Directions: Count how many lines of the data below contain the string "more"; the reply should be that number alone.

┄┄┄┄┄┄┄┄┄┄

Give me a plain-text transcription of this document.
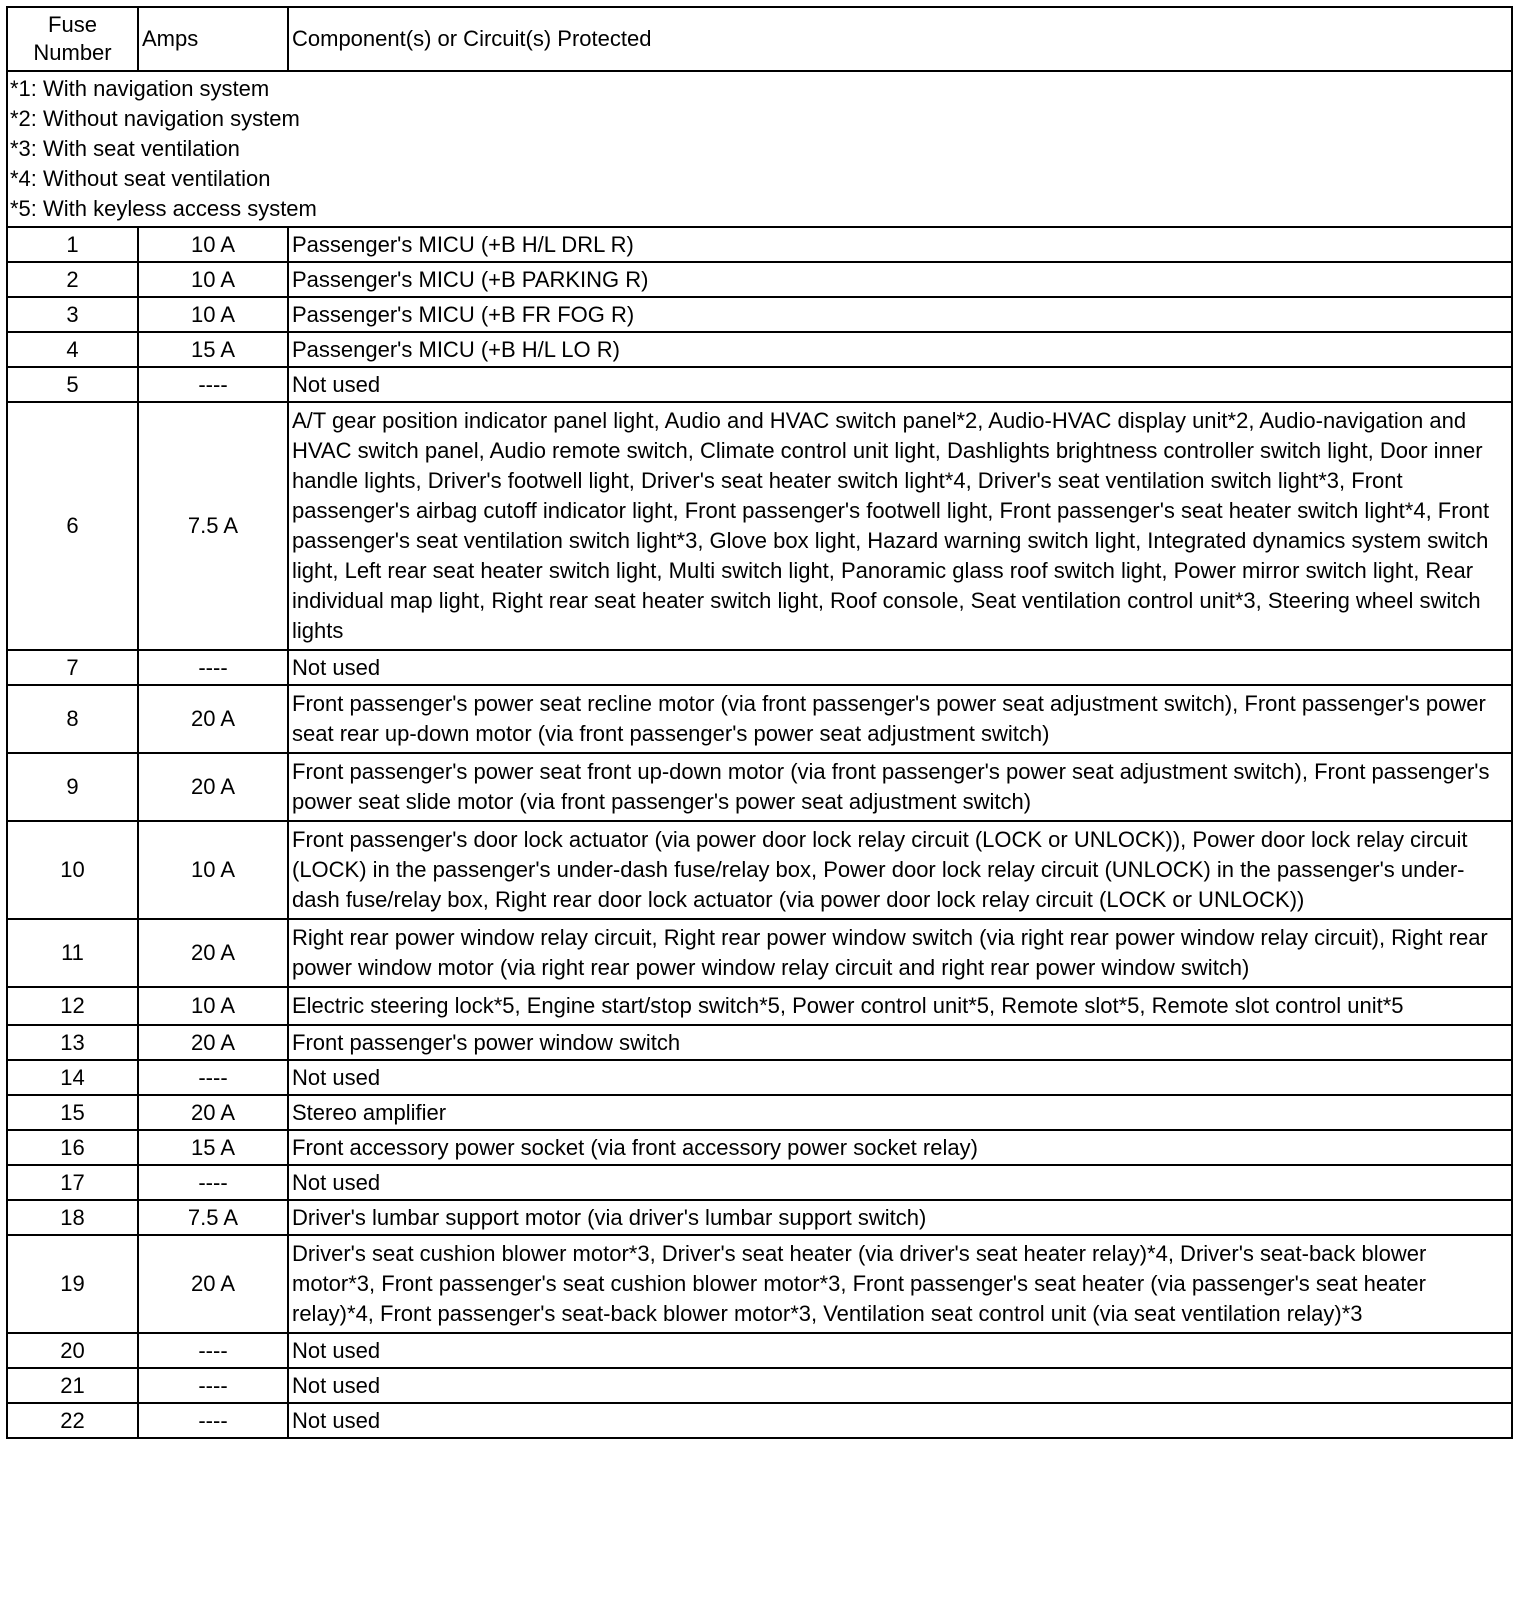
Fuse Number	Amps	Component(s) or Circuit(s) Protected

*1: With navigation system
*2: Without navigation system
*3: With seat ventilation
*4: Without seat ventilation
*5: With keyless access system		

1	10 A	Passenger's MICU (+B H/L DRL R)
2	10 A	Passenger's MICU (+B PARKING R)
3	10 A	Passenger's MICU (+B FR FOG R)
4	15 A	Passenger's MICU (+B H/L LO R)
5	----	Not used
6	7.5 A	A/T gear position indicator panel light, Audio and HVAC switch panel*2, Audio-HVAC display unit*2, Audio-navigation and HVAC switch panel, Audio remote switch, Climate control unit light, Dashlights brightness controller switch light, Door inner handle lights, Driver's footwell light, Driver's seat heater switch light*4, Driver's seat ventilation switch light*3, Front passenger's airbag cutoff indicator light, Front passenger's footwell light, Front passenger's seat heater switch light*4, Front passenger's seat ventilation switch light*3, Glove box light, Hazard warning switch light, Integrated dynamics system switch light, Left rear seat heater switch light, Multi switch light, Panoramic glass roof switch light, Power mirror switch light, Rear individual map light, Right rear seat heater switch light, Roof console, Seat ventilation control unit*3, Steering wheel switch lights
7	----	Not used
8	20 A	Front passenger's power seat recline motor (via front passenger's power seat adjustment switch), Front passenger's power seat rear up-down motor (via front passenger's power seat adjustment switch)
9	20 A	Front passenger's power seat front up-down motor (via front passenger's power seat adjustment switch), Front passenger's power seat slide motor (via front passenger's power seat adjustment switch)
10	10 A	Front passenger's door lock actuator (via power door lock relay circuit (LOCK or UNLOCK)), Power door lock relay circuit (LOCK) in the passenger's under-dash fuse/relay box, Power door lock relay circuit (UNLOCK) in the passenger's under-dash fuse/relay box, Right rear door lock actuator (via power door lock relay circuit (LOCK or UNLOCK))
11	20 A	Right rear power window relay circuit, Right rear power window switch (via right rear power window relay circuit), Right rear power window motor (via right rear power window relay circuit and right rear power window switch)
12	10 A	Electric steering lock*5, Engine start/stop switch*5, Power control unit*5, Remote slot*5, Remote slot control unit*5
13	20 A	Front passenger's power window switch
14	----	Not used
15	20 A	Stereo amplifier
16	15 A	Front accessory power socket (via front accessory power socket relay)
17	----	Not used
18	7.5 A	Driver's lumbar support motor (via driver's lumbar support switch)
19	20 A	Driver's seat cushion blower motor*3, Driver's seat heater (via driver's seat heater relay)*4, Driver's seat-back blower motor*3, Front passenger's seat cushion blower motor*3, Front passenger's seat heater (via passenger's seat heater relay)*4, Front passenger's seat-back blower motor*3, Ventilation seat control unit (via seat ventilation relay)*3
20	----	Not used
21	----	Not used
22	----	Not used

┄┄┄┄┄┄┄┄┄┄

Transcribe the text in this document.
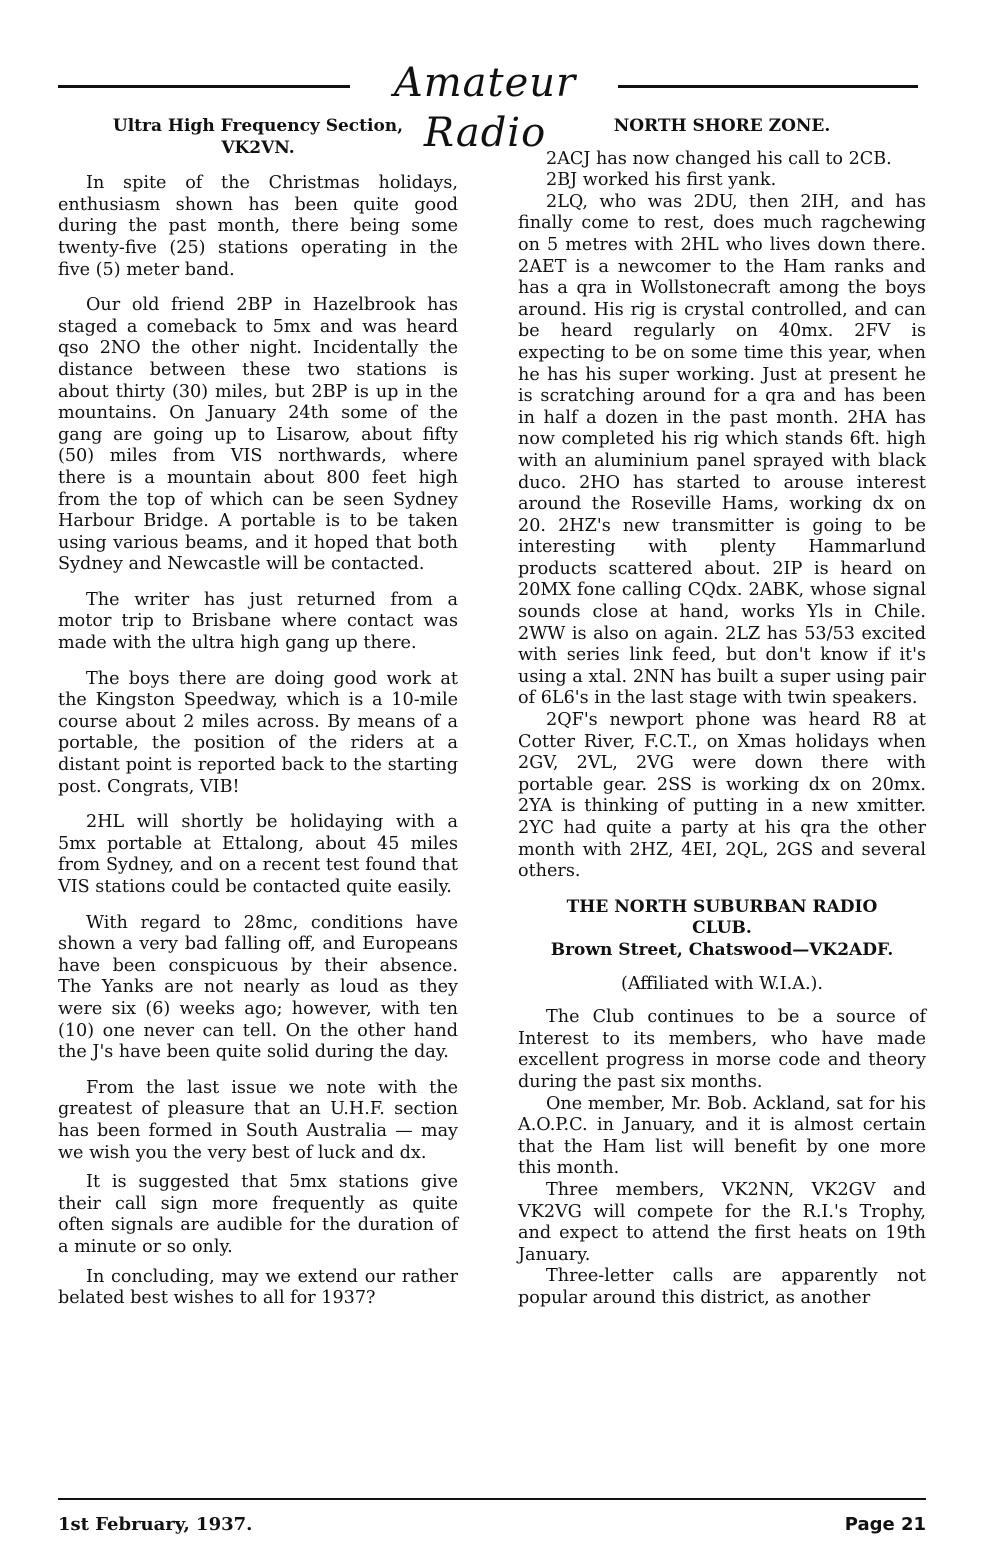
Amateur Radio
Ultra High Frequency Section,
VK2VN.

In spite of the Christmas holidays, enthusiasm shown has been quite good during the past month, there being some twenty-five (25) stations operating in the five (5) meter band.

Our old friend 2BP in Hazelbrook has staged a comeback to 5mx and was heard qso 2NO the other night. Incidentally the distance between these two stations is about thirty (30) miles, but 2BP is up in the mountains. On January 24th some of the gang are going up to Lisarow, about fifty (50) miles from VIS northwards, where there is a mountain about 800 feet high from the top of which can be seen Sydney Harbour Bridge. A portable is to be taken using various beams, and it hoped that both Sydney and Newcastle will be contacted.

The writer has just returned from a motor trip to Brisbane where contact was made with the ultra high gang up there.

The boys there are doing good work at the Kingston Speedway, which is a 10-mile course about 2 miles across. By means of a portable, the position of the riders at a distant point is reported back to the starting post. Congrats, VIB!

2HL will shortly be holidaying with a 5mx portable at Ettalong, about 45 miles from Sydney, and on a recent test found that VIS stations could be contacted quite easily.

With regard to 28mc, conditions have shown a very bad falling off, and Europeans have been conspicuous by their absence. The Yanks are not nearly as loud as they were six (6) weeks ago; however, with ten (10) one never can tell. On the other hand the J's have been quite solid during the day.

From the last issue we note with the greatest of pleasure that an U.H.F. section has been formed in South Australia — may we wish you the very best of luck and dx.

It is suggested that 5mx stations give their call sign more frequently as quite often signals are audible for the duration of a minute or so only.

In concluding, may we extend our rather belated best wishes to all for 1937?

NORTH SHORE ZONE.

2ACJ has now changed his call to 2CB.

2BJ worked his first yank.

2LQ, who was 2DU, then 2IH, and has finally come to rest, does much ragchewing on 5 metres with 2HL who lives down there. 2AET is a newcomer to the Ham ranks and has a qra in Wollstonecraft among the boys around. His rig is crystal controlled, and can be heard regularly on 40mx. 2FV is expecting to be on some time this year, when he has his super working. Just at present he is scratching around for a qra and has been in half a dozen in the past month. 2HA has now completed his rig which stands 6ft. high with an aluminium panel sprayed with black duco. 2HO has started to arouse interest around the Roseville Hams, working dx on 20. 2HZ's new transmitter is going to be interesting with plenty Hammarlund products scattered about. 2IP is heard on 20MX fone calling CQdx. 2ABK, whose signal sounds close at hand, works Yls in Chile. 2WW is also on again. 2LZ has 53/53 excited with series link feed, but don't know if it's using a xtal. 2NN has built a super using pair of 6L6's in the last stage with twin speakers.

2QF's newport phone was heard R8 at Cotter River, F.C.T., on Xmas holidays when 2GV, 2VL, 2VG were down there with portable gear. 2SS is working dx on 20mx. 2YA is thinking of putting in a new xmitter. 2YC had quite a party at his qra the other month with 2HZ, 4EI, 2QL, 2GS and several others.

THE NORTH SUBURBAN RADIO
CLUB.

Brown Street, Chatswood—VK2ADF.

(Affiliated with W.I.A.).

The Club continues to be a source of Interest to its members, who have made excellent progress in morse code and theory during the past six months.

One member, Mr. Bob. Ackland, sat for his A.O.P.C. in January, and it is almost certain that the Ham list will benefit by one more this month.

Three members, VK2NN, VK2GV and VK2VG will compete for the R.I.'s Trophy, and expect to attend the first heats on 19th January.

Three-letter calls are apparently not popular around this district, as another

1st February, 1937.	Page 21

┄┄┄┄┄┄┄┄┄┄

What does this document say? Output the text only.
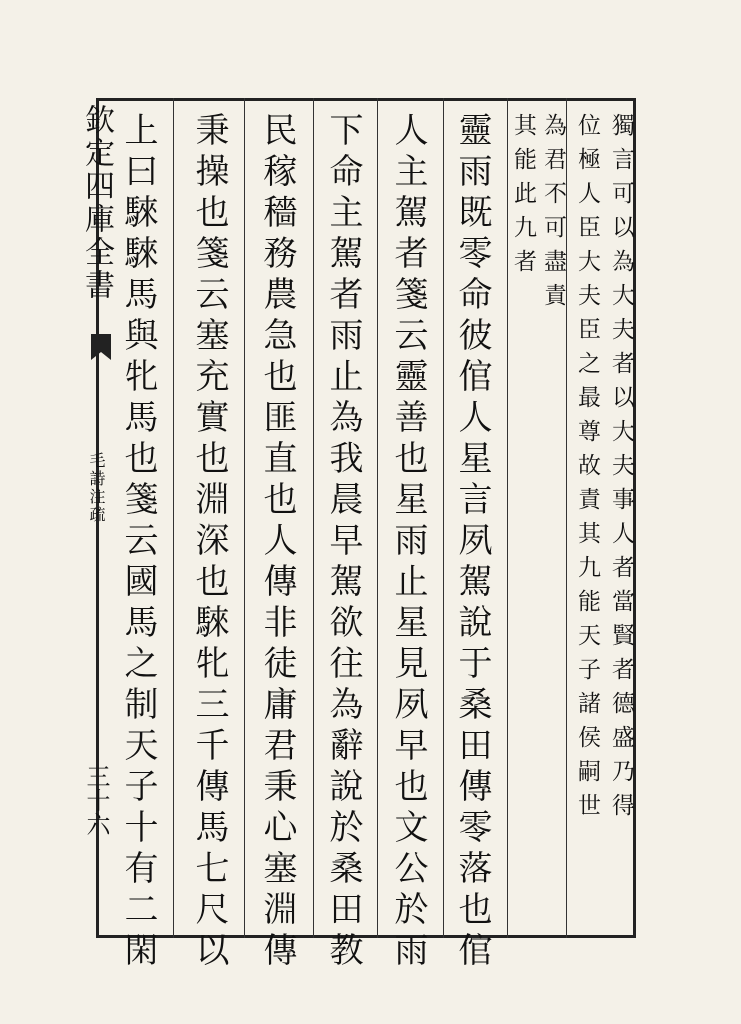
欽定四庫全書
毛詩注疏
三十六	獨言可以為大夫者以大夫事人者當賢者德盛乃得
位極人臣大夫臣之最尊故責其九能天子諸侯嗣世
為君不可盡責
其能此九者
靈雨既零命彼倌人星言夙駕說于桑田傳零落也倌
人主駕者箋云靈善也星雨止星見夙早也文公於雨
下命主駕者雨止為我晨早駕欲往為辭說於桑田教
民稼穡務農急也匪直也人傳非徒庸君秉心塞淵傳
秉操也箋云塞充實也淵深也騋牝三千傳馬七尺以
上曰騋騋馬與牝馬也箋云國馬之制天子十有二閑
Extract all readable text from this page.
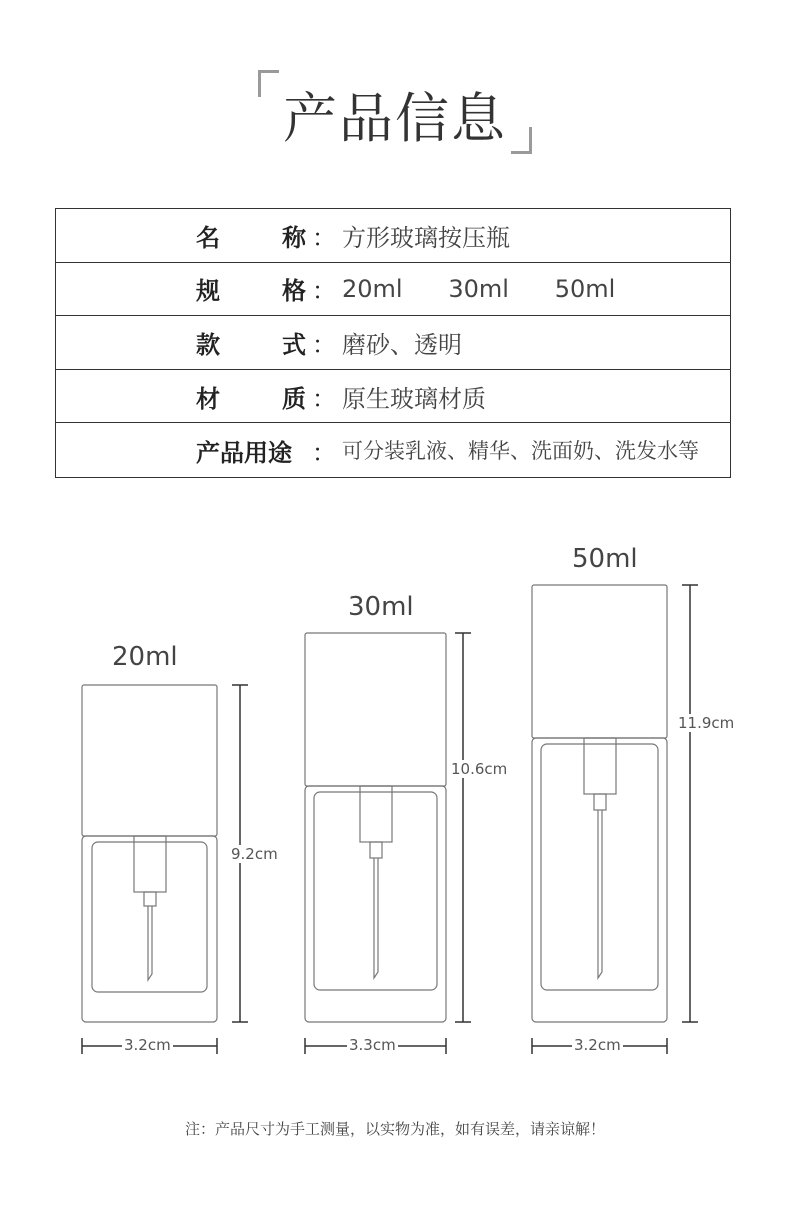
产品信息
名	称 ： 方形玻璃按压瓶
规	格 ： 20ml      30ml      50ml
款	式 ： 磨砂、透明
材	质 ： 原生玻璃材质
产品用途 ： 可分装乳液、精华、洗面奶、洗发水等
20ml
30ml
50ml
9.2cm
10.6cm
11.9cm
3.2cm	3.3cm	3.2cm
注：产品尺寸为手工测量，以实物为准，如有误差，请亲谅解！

┄┄┄┄┄┄┄┄┄┄

Correct answer: 2